Data for this task:
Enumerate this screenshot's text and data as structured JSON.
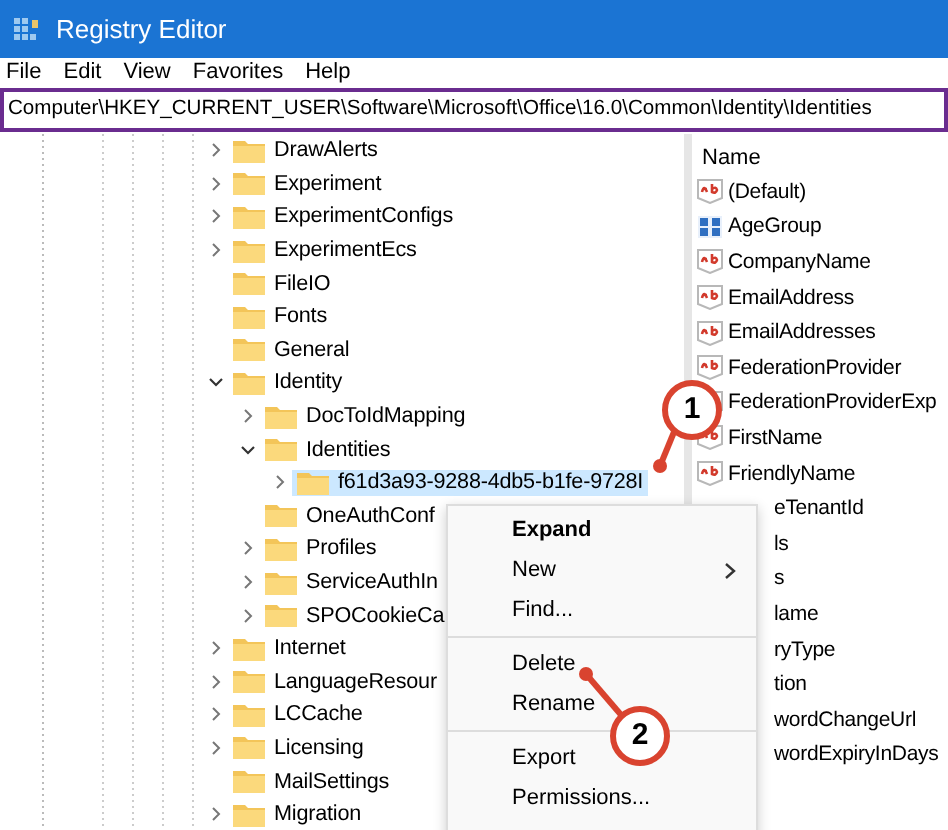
{
  "window": {
    "title": "Registry Editor"
  },
  "menu_bar": [
    "File",
    "Edit",
    "View",
    "Favorites",
    "Help"
  ],
  "address_bar": {
    "value": "Computer\\HKEY_CURRENT_USER\\Software\\Microsoft\\Office\\16.0\\Common\\Identity\\Identities",
    "highlighted": true
  },
  "tree": [
    {
      "label": "DrawAlerts",
      "expanded": false,
      "selected": false
    },
    {
      "label": "Experiment",
      "expanded": false,
      "selected": false
    },
    {
      "label": "ExperimentConfigs",
      "expanded": false,
      "selected": false
    },
    {
      "label": "ExperimentEcs",
      "expanded": false,
      "selected": false
    },
    {
      "label": "FileIO",
      "selected": false
    },
    {
      "label": "Fonts",
      "selected": false
    },
    {
      "label": "General",
      "selected": false
    },
    {
      "label": "Identity",
      "expanded": true,
      "selected": false,
      "children": [
        {
          "label": "DocToIdMapping",
          "expanded": false,
          "selected": false
        },
        {
          "label": "Identities",
          "expanded": true,
          "selected": false,
          "children": [
            {
              "label": "f61d3a93-9288-4db5-b1fe-9728I",
              "expanded": false,
              "selected": true
            }
          ]
        },
        {
          "label": "OneAuthConf",
          "selected": false
        },
        {
          "label": "Profiles",
          "expanded": false,
          "selected": false
        },
        {
          "label": "ServiceAuthIn",
          "expanded": false,
          "selected": false
        },
        {
          "label": "SPOCookieCa",
          "expanded": false,
          "selected": false
        }
      ]
    },
    {
      "label": "Internet",
      "expanded": false,
      "selected": false
    },
    {
      "label": "LanguageResour",
      "expanded": false,
      "selected": false
    },
    {
      "label": "LCCache",
      "expanded": false,
      "selected": false
    },
    {
      "label": "Licensing",
      "expanded": false,
      "selected": false
    },
    {
      "label": "MailSettings",
      "selected": false
    },
    {
      "label": "Migration",
      "expanded": false,
      "selected": false
    }
  ],
  "values": {
    "column": "Name",
    "rows": [
      {
        "name": "(Default)",
        "kind": "string"
      },
      {
        "name": "AgeGroup",
        "kind": "binary"
      },
      {
        "name": "CompanyName",
        "kind": "string"
      },
      {
        "name": "EmailAddress",
        "kind": "string"
      },
      {
        "name": "EmailAddresses",
        "kind": "string"
      },
      {
        "name": "FederationProvider",
        "kind": "string"
      },
      {
        "name": "FederationProviderExp",
        "kind": "string"
      },
      {
        "name": "FirstName",
        "kind": "string"
      },
      {
        "name": "FriendlyName",
        "kind": "string"
      },
      {
        "name": "eTenantId",
        "kind": "covered"
      },
      {
        "name": "ls",
        "kind": "covered"
      },
      {
        "name": "s",
        "kind": "covered"
      },
      {
        "name": "lame",
        "kind": "covered"
      },
      {
        "name": "ryType",
        "kind": "covered"
      },
      {
        "name": "tion",
        "kind": "covered"
      },
      {
        "name": "wordChangeUrl",
        "kind": "covered"
      },
      {
        "name": "wordExpiryInDays",
        "kind": "covered"
      }
    ]
  },
  "context_menu": [
    {
      "label": "Expand",
      "kind": "default"
    },
    {
      "label": "New",
      "kind": "submenu"
    },
    {
      "label": "Find...",
      "kind": "item"
    },
    {
      "kind": "separator"
    },
    {
      "label": "Delete",
      "kind": "item"
    },
    {
      "label": "Rename",
      "kind": "item"
    },
    {
      "kind": "separator"
    },
    {
      "label": "Export",
      "kind": "item"
    },
    {
      "label": "Permissions...",
      "kind": "item"
    }
  ],
  "annotations": [
    {
      "number": "1"
    },
    {
      "number": "2"
    }
  ]
}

Instruction: Take the listing and print it again exactly, but without any pictures.

Task solution:
Enumerate this screenshot's text and data as structured JSON.
{
  "window": {
    "title": "Registry Editor"
  },
  "menu_bar": [
    "File",
    "Edit",
    "View",
    "Favorites",
    "Help"
  ],
  "address_bar": {
    "value": "Computer\\HKEY_CURRENT_USER\\Software\\Microsoft\\Office\\16.0\\Common\\Identity\\Identities",
    "highlighted": true
  },
  "tree": [
    {
      "label": "DrawAlerts",
      "expanded": false,
      "selected": false
    },
    {
      "label": "Experiment",
      "expanded": false,
      "selected": false
    },
    {
      "label": "ExperimentConfigs",
      "expanded": false,
      "selected": false
    },
    {
      "label": "ExperimentEcs",
      "expanded": false,
      "selected": false
    },
    {
      "label": "FileIO",
      "selected": false
    },
    {
      "label": "Fonts",
      "selected": false
    },
    {
      "label": "General",
      "selected": false
    },
    {
      "label": "Identity",
      "expanded": true,
      "selected": false,
      "children": [
        {
          "label": "DocToIdMapping",
          "expanded": false,
          "selected": false
        },
        {
          "label": "Identities",
          "expanded": true,
          "selected": false,
          "children": [
            {
              "label": "f61d3a93-9288-4db5-b1fe-9728I",
              "expanded": false,
              "selected": true
            }
          ]
        },
        {
          "label": "OneAuthConf",
          "selected": false
        },
        {
          "label": "Profiles",
          "expanded": false,
          "selected": false
        },
        {
          "label": "ServiceAuthIn",
          "expanded": false,
          "selected": false
        },
        {
          "label": "SPOCookieCa",
          "expanded": false,
          "selected": false
        }
      ]
    },
    {
      "label": "Internet",
      "expanded": false,
      "selected": false
    },
    {
      "label": "LanguageResour",
      "expanded": false,
      "selected": false
    },
    {
      "label": "LCCache",
      "expanded": false,
      "selected": false
    },
    {
      "label": "Licensing",
      "expanded": false,
      "selected": false
    },
    {
      "label": "MailSettings",
      "selected": false
    },
    {
      "label": "Migration",
      "expanded": false,
      "selected": false
    }
  ],
  "values": {
    "column": "Name",
    "rows": [
      {
        "name": "(Default)",
        "kind": "string"
      },
      {
        "name": "AgeGroup",
        "kind": "binary"
      },
      {
        "name": "CompanyName",
        "kind": "string"
      },
      {
        "name": "EmailAddress",
        "kind": "string"
      },
      {
        "name": "EmailAddresses",
        "kind": "string"
      },
      {
        "name": "FederationProvider",
        "kind": "string"
      },
      {
        "name": "FederationProviderExp",
        "kind": "string"
      },
      {
        "name": "FirstName",
        "kind": "string"
      },
      {
        "name": "FriendlyName",
        "kind": "string"
      },
      {
        "name": "eTenantId",
        "kind": "covered"
      },
      {
        "name": "ls",
        "kind": "covered"
      },
      {
        "name": "s",
        "kind": "covered"
      },
      {
        "name": "lame",
        "kind": "covered"
      },
      {
        "name": "ryType",
        "kind": "covered"
      },
      {
        "name": "tion",
        "kind": "covered"
      },
      {
        "name": "wordChangeUrl",
        "kind": "covered"
      },
      {
        "name": "wordExpiryInDays",
        "kind": "covered"
      }
    ]
  },
  "context_menu": [
    {
      "label": "Expand",
      "kind": "default"
    },
    {
      "label": "New",
      "kind": "submenu"
    },
    {
      "label": "Find...",
      "kind": "item"
    },
    {
      "kind": "separator"
    },
    {
      "label": "Delete",
      "kind": "item"
    },
    {
      "label": "Rename",
      "kind": "item"
    },
    {
      "kind": "separator"
    },
    {
      "label": "Export",
      "kind": "item"
    },
    {
      "label": "Permissions...",
      "kind": "item"
    }
  ],
  "annotations": [
    {
      "number": "1"
    },
    {
      "number": "2"
    }
  ]
}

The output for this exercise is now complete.